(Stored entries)
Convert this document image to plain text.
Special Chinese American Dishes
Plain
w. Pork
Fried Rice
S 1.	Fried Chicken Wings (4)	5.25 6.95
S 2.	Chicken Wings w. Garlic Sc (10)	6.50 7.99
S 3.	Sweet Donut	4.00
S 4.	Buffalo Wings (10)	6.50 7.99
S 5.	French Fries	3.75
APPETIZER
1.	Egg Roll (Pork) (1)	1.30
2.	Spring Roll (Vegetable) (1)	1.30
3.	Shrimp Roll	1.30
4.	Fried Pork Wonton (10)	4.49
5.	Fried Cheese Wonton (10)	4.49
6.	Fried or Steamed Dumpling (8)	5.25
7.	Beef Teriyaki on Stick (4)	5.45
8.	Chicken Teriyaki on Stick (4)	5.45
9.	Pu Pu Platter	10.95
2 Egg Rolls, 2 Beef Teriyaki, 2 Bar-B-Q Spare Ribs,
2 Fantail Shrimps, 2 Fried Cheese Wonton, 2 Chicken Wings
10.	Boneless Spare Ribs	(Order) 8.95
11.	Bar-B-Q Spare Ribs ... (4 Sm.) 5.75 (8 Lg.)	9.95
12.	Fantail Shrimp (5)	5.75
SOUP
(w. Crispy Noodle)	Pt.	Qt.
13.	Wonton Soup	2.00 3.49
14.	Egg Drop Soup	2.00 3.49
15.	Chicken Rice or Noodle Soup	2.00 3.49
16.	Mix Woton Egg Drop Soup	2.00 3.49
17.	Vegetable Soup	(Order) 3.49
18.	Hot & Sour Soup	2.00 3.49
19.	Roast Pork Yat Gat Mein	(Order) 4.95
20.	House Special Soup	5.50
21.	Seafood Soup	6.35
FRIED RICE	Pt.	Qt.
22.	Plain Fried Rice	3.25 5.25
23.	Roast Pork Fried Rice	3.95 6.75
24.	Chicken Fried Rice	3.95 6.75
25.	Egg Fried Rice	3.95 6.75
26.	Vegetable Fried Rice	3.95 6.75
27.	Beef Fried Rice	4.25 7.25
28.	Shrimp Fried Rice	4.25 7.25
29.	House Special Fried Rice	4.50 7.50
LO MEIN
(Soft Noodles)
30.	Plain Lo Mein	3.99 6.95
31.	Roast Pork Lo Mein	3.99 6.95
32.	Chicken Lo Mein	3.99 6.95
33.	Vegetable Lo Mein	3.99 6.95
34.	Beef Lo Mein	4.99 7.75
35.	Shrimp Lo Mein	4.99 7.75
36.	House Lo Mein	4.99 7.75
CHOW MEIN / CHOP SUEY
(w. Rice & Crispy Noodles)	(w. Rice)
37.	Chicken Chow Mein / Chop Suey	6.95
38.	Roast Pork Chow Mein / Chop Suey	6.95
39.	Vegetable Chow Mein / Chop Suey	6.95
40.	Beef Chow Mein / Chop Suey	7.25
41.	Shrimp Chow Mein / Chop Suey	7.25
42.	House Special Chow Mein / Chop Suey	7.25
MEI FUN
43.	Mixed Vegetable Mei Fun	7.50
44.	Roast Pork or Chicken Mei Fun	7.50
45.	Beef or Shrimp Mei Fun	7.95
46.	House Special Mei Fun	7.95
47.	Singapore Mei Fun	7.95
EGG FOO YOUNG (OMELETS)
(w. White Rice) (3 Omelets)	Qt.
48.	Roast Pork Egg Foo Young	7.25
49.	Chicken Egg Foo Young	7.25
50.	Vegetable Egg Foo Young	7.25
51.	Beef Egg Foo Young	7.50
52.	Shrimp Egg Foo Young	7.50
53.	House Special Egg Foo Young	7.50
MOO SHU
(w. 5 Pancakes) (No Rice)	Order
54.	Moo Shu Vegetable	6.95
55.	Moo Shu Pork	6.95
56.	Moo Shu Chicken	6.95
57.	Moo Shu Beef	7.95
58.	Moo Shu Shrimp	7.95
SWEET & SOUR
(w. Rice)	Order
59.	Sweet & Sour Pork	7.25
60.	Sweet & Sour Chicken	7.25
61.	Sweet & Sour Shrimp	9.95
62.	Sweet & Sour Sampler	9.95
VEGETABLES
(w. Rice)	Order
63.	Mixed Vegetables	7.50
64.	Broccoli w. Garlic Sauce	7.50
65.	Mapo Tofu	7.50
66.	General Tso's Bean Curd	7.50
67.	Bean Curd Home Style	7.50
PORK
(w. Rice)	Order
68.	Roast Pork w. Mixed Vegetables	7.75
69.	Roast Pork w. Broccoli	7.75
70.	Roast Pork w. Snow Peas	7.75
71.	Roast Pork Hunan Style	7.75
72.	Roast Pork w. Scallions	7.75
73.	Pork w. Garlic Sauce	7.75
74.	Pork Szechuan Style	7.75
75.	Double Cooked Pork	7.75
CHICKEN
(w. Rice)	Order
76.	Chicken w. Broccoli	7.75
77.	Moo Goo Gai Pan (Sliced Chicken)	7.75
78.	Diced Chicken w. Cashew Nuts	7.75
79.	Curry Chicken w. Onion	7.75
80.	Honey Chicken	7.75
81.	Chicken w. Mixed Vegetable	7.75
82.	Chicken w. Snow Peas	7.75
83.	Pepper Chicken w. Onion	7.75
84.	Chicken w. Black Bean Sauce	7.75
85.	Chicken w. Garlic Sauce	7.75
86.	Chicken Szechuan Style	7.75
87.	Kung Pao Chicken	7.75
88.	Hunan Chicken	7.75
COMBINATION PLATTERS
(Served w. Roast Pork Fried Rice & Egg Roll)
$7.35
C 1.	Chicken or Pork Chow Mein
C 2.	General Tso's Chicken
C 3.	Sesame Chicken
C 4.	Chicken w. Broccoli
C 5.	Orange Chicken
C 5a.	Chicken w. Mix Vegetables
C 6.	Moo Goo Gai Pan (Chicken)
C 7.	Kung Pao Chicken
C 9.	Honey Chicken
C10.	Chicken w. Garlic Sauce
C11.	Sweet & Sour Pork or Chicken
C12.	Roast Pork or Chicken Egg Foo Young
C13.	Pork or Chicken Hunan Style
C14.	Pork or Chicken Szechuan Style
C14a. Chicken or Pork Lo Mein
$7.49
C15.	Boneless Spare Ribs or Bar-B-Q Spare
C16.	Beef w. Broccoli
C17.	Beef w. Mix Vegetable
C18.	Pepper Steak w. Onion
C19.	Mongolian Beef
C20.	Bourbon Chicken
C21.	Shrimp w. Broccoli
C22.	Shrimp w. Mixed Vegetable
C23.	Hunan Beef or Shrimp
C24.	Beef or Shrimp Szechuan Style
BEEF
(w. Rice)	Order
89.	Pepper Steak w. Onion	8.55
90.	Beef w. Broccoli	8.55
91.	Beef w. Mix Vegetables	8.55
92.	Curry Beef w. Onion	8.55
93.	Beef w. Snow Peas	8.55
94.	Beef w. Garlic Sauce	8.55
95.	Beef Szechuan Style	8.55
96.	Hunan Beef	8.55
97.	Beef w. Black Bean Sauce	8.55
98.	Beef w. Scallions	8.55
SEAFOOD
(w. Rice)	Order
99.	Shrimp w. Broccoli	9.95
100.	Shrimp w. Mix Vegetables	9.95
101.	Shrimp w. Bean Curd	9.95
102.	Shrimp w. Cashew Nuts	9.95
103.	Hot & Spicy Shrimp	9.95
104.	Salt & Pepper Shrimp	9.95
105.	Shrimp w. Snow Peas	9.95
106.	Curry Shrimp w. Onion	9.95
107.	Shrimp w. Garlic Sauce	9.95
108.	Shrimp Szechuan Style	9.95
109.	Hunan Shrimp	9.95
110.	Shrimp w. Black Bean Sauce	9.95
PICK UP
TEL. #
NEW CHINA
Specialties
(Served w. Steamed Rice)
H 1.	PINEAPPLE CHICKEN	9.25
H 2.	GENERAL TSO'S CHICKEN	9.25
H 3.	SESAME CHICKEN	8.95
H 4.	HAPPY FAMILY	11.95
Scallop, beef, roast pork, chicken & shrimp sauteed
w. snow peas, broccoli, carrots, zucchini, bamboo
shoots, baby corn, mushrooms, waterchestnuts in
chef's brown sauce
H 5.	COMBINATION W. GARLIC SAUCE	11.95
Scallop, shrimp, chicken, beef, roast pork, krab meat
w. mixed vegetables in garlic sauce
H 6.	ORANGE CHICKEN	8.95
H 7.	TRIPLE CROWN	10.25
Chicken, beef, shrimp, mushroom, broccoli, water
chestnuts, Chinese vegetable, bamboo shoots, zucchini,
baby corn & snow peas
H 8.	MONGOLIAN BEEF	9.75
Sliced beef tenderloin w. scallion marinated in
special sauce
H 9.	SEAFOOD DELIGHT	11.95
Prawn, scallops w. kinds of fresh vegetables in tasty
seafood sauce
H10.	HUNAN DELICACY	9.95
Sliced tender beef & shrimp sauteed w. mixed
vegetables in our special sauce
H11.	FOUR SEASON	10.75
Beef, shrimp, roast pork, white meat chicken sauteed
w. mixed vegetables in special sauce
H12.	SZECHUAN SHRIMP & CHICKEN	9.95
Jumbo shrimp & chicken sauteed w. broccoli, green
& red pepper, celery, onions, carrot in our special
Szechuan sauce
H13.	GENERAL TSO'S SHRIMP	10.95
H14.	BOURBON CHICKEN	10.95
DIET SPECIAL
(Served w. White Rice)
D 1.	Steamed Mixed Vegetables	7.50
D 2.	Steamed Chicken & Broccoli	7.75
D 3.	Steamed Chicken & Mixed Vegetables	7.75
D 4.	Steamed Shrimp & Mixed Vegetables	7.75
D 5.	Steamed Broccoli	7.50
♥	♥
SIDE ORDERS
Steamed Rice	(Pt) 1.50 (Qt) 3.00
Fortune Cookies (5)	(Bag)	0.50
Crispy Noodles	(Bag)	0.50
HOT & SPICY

WRITTEN TASK =>
Copy out every line where the word "Fantail" occurs.

RESPONSE TO THIS EXERCISE =>
2 Fantail Shrimps, 2 Fried Cheese Wonton, 2 Chicken Wings
12.	Fantail Shrimp (5)	5.75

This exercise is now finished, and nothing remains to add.